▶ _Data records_
## START

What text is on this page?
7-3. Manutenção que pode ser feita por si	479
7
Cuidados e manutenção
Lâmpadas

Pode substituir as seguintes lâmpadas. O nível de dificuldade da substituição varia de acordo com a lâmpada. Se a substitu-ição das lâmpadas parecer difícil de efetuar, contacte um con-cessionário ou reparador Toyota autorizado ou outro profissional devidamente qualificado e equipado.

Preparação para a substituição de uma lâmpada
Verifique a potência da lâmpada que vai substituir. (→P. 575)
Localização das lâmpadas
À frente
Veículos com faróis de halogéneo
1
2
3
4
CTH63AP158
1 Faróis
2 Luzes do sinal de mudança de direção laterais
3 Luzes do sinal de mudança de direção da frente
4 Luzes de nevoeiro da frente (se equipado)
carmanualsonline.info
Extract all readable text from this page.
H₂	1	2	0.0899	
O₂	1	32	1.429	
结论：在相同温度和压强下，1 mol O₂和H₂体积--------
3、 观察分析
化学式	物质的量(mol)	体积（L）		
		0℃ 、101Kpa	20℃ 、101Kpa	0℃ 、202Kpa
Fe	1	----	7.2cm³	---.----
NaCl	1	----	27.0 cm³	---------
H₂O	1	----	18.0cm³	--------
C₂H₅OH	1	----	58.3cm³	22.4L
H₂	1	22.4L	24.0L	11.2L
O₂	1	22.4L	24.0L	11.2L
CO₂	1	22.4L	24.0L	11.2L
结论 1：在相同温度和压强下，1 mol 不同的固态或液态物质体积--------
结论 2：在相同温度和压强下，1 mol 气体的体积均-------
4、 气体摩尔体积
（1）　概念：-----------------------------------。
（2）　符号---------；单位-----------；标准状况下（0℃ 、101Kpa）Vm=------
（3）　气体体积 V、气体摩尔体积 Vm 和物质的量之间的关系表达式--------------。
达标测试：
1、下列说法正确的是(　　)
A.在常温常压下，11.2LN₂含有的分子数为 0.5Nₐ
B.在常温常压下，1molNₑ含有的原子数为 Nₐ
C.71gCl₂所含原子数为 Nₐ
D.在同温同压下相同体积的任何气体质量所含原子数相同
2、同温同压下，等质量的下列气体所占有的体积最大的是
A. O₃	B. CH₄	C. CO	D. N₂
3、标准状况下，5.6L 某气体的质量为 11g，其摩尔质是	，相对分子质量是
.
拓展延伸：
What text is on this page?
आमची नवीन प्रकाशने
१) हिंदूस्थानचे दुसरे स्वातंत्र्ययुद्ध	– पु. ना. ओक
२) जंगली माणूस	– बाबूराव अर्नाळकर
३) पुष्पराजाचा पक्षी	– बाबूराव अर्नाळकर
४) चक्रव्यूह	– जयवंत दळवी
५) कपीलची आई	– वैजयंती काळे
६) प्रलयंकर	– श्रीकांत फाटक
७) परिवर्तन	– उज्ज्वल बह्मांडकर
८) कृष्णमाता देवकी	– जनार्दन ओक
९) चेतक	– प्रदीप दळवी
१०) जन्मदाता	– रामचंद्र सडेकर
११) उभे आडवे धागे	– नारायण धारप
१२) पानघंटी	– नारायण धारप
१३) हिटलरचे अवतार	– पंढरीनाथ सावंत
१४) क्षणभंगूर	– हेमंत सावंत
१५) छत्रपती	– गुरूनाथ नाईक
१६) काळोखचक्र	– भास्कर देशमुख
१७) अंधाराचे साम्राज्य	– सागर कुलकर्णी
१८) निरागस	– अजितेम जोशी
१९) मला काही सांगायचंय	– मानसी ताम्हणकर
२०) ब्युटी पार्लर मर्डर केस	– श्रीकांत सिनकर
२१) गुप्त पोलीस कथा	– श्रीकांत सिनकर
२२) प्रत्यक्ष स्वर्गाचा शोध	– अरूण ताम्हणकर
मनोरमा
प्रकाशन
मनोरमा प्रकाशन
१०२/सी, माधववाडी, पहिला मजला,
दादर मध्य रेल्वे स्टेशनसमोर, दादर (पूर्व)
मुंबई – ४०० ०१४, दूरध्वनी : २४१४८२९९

## END

▶ _Task instructions_
Filter for "在相同温度和压强下". Return all lines that hold it.

▶ _Correct answer_
结论：在相同温度和压强下，1 mol O₂和H₂体积--------
结论 1：在相同温度和压强下，1 mol 不同的固态或液态物质体积--------
结论 2：在相同温度和压强下，1 mol 气体的体积均-------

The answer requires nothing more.